**Problem statement**
Quote the whole listing word for word, please.

**Records to use**
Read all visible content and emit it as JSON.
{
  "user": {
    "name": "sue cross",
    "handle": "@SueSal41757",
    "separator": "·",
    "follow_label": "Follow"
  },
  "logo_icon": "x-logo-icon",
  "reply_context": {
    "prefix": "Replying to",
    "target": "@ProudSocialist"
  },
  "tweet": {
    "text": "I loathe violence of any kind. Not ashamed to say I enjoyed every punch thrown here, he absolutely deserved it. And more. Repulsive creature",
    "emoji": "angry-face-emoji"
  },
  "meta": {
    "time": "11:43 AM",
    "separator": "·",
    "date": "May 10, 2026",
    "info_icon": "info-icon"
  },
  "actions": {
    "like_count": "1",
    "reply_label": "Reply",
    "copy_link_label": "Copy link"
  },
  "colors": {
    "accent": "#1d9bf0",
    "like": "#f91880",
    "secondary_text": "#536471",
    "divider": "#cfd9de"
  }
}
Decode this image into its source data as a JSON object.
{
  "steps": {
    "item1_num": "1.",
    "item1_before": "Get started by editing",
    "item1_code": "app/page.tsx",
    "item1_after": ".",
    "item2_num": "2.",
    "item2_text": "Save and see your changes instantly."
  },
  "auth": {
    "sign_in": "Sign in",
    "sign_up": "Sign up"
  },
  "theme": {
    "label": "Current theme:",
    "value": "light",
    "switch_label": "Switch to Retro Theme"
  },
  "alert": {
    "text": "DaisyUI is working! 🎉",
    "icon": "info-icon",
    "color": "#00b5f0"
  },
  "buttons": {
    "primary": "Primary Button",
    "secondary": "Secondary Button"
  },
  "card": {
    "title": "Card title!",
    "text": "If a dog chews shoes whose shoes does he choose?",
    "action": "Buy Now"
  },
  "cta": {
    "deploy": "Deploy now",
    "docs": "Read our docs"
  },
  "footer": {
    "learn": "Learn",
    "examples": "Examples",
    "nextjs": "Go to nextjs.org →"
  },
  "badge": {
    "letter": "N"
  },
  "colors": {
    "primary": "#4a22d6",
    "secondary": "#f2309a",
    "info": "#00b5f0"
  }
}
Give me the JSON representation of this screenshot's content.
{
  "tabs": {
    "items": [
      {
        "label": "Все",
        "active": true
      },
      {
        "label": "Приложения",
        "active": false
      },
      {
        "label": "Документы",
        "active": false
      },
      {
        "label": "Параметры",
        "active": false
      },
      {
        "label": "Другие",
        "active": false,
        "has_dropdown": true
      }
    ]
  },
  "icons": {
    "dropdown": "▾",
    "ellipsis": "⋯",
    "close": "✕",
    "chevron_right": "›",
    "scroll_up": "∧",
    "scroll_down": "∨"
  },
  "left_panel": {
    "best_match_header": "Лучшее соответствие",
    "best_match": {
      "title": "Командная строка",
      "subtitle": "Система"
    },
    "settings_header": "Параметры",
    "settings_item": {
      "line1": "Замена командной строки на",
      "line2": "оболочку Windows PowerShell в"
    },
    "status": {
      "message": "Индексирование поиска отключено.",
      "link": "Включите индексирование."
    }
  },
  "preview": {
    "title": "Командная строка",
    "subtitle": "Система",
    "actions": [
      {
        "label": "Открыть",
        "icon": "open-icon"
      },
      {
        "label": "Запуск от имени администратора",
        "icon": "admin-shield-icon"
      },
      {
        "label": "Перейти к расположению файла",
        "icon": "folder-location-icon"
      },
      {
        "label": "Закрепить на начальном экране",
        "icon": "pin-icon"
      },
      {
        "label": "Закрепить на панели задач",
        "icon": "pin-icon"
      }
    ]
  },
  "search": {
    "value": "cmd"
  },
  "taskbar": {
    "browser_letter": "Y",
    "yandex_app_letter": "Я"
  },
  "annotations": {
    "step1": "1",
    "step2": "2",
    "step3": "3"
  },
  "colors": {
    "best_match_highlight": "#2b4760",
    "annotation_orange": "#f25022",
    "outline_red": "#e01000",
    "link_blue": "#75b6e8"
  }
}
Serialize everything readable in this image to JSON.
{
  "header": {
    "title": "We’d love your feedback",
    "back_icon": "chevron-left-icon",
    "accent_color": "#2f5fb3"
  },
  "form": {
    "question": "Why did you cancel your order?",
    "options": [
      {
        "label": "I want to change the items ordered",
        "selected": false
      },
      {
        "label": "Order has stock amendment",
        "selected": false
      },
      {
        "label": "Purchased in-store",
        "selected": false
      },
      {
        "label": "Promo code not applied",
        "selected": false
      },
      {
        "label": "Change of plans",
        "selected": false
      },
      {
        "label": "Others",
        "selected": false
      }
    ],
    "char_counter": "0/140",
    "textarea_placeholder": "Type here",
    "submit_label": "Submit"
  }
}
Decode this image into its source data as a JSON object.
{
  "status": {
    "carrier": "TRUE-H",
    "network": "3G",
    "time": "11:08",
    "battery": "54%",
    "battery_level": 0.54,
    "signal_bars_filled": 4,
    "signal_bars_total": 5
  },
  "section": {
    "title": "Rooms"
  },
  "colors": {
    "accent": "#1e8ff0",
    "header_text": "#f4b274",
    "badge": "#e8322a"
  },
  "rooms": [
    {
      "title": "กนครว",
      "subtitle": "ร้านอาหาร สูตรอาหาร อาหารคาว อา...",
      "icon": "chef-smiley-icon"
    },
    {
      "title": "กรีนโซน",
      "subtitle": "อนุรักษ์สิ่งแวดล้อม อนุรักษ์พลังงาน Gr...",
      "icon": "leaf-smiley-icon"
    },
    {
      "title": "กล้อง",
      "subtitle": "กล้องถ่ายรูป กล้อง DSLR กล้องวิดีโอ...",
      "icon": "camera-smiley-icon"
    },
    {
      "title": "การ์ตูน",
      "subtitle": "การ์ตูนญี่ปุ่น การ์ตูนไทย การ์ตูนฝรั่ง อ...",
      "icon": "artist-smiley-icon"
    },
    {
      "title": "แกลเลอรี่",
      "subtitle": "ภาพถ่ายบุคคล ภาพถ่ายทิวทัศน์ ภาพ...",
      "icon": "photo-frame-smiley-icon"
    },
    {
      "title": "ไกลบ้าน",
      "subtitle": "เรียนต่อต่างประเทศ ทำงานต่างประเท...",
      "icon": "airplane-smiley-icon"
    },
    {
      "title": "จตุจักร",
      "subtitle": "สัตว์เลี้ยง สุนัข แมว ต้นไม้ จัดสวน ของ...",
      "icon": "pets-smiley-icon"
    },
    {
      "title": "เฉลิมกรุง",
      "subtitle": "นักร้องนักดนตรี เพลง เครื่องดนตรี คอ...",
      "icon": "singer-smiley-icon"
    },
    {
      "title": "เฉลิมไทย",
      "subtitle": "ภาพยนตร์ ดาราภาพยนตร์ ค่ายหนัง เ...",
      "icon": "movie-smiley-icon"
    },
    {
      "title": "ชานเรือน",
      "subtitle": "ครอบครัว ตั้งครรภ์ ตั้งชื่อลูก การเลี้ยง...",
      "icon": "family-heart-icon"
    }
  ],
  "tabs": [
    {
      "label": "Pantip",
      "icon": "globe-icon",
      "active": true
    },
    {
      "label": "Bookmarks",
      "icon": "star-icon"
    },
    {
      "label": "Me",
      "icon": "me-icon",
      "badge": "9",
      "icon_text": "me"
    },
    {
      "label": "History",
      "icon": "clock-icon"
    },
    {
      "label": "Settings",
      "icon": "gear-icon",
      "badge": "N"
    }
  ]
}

**Answer to this exercise**
Read all visible content and emit it as JSON.
{
  "user": {
    "name": "sue cross",
    "handle": "@SueSal41757",
    "separator": "·",
    "follow_label": "Follow"
  },
  "logo_icon": "x-logo-icon",
  "reply_context": {
    "prefix": "Replying to",
    "target": "@ProudSocialist"
  },
  "tweet": {
    "text": "I loathe violence of any kind. Not ashamed to say I enjoyed every punch thrown here, he absolutely deserved it. And more. Repulsive creature",
    "emoji": "angry-face-emoji"
  },
  "meta": {
    "time": "11:43 AM",
    "separator": "·",
    "date": "May 10, 2026",
    "info_icon": "info-icon"
  },
  "actions": {
    "like_count": "1",
    "reply_label": "Reply",
    "copy_link_label": "Copy link"
  },
  "colors": {
    "accent": "#1d9bf0",
    "like": "#f91880",
    "secondary_text": "#536471",
    "divider": "#cfd9de"
  }
}
Decode this image into its source data as a JSON object.
{
  "steps": {
    "item1_num": "1.",
    "item1_before": "Get started by editing",
    "item1_code": "app/page.tsx",
    "item1_after": ".",
    "item2_num": "2.",
    "item2_text": "Save and see your changes instantly."
  },
  "auth": {
    "sign_in": "Sign in",
    "sign_up": "Sign up"
  },
  "theme": {
    "label": "Current theme:",
    "value": "light",
    "switch_label": "Switch to Retro Theme"
  },
  "alert": {
    "text": "DaisyUI is working! 🎉",
    "icon": "info-icon",
    "color": "#00b5f0"
  },
  "buttons": {
    "primary": "Primary Button",
    "secondary": "Secondary Button"
  },
  "card": {
    "title": "Card title!",
    "text": "If a dog chews shoes whose shoes does he choose?",
    "action": "Buy Now"
  },
  "cta": {
    "deploy": "Deploy now",
    "docs": "Read our docs"
  },
  "footer": {
    "learn": "Learn",
    "examples": "Examples",
    "nextjs": "Go to nextjs.org →"
  },
  "badge": {
    "letter": "N"
  },
  "colors": {
    "primary": "#4a22d6",
    "secondary": "#f2309a",
    "info": "#00b5f0"
  }
}
Give me the JSON representation of this screenshot's content.
{
  "tabs": {
    "items": [
      {
        "label": "Все",
        "active": true
      },
      {
        "label": "Приложения",
        "active": false
      },
      {
        "label": "Документы",
        "active": false
      },
      {
        "label": "Параметры",
        "active": false
      },
      {
        "label": "Другие",
        "active": false,
        "has_dropdown": true
      }
    ]
  },
  "icons": {
    "dropdown": "▾",
    "ellipsis": "⋯",
    "close": "✕",
    "chevron_right": "›",
    "scroll_up": "∧",
    "scroll_down": "∨"
  },
  "left_panel": {
    "best_match_header": "Лучшее соответствие",
    "best_match": {
      "title": "Командная строка",
      "subtitle": "Система"
    },
    "settings_header": "Параметры",
    "settings_item": {
      "line1": "Замена командной строки на",
      "line2": "оболочку Windows PowerShell в"
    },
    "status": {
      "message": "Индексирование поиска отключено.",
      "link": "Включите индексирование."
    }
  },
  "preview": {
    "title": "Командная строка",
    "subtitle": "Система",
    "actions": [
      {
        "label": "Открыть",
        "icon": "open-icon"
      },
      {
        "label": "Запуск от имени администратора",
        "icon": "admin-shield-icon"
      },
      {
        "label": "Перейти к расположению файла",
        "icon": "folder-location-icon"
      },
      {
        "label": "Закрепить на начальном экране",
        "icon": "pin-icon"
      },
      {
        "label": "Закрепить на панели задач",
        "icon": "pin-icon"
      }
    ]
  },
  "search": {
    "value": "cmd"
  },
  "taskbar": {
    "browser_letter": "Y",
    "yandex_app_letter": "Я"
  },
  "annotations": {
    "step1": "1",
    "step2": "2",
    "step3": "3"
  },
  "colors": {
    "best_match_highlight": "#2b4760",
    "annotation_orange": "#f25022",
    "outline_red": "#e01000",
    "link_blue": "#75b6e8"
  }
}
Serialize everything readable in this image to JSON.
{
  "header": {
    "title": "We’d love your feedback",
    "back_icon": "chevron-left-icon",
    "accent_color": "#2f5fb3"
  },
  "form": {
    "question": "Why did you cancel your order?",
    "options": [
      {
        "label": "I want to change the items ordered",
        "selected": false
      },
      {
        "label": "Order has stock amendment",
        "selected": false
      },
      {
        "label": "Purchased in-store",
        "selected": false
      },
      {
        "label": "Promo code not applied",
        "selected": false
      },
      {
        "label": "Change of plans",
        "selected": false
      },
      {
        "label": "Others",
        "selected": false
      }
    ],
    "char_counter": "0/140",
    "textarea_placeholder": "Type here",
    "submit_label": "Submit"
  }
}
Decode this image into its source data as a JSON object.
{
  "status": {
    "carrier": "TRUE-H",
    "network": "3G",
    "time": "11:08",
    "battery": "54%",
    "battery_level": 0.54,
    "signal_bars_filled": 4,
    "signal_bars_total": 5
  },
  "section": {
    "title": "Rooms"
  },
  "colors": {
    "accent": "#1e8ff0",
    "header_text": "#f4b274",
    "badge": "#e8322a"
  },
  "rooms": [
    {
      "title": "กนครว",
      "subtitle": "ร้านอาหาร สูตรอาหาร อาหารคาว อา...",
      "icon": "chef-smiley-icon"
    },
    {
      "title": "กรีนโซน",
      "subtitle": "อนุรักษ์สิ่งแวดล้อม อนุรักษ์พลังงาน Gr...",
      "icon": "leaf-smiley-icon"
    },
    {
      "title": "กล้อง",
      "subtitle": "กล้องถ่ายรูป กล้อง DSLR กล้องวิดีโอ...",
      "icon": "camera-smiley-icon"
    },
    {
      "title": "การ์ตูน",
      "subtitle": "การ์ตูนญี่ปุ่น การ์ตูนไทย การ์ตูนฝรั่ง อ...",
      "icon": "artist-smiley-icon"
    },
    {
      "title": "แกลเลอรี่",
      "subtitle": "ภาพถ่ายบุคคล ภาพถ่ายทิวทัศน์ ภาพ...",
      "icon": "photo-frame-smiley-icon"
    },
    {
      "title": "ไกลบ้าน",
      "subtitle": "เรียนต่อต่างประเทศ ทำงานต่างประเท...",
      "icon": "airplane-smiley-icon"
    },
    {
      "title": "จตุจักร",
      "subtitle": "สัตว์เลี้ยง สุนัข แมว ต้นไม้ จัดสวน ของ...",
      "icon": "pets-smiley-icon"
    },
    {
      "title": "เฉลิมกรุง",
      "subtitle": "นักร้องนักดนตรี เพลง เครื่องดนตรี คอ...",
      "icon": "singer-smiley-icon"
    },
    {
      "title": "เฉลิมไทย",
      "subtitle": "ภาพยนตร์ ดาราภาพยนตร์ ค่ายหนัง เ...",
      "icon": "movie-smiley-icon"
    },
    {
      "title": "ชานเรือน",
      "subtitle": "ครอบครัว ตั้งครรภ์ ตั้งชื่อลูก การเลี้ยง...",
      "icon": "family-heart-icon"
    }
  ],
  "tabs": [
    {
      "label": "Pantip",
      "icon": "globe-icon",
      "active": true
    },
    {
      "label": "Bookmarks",
      "icon": "star-icon"
    },
    {
      "label": "Me",
      "icon": "me-icon",
      "badge": "9",
      "icon_text": "me"
    },
    {
      "label": "History",
      "icon": "clock-icon"
    },
    {
      "label": "Settings",
      "icon": "gear-icon",
      "badge": "N"
    }
  ]
}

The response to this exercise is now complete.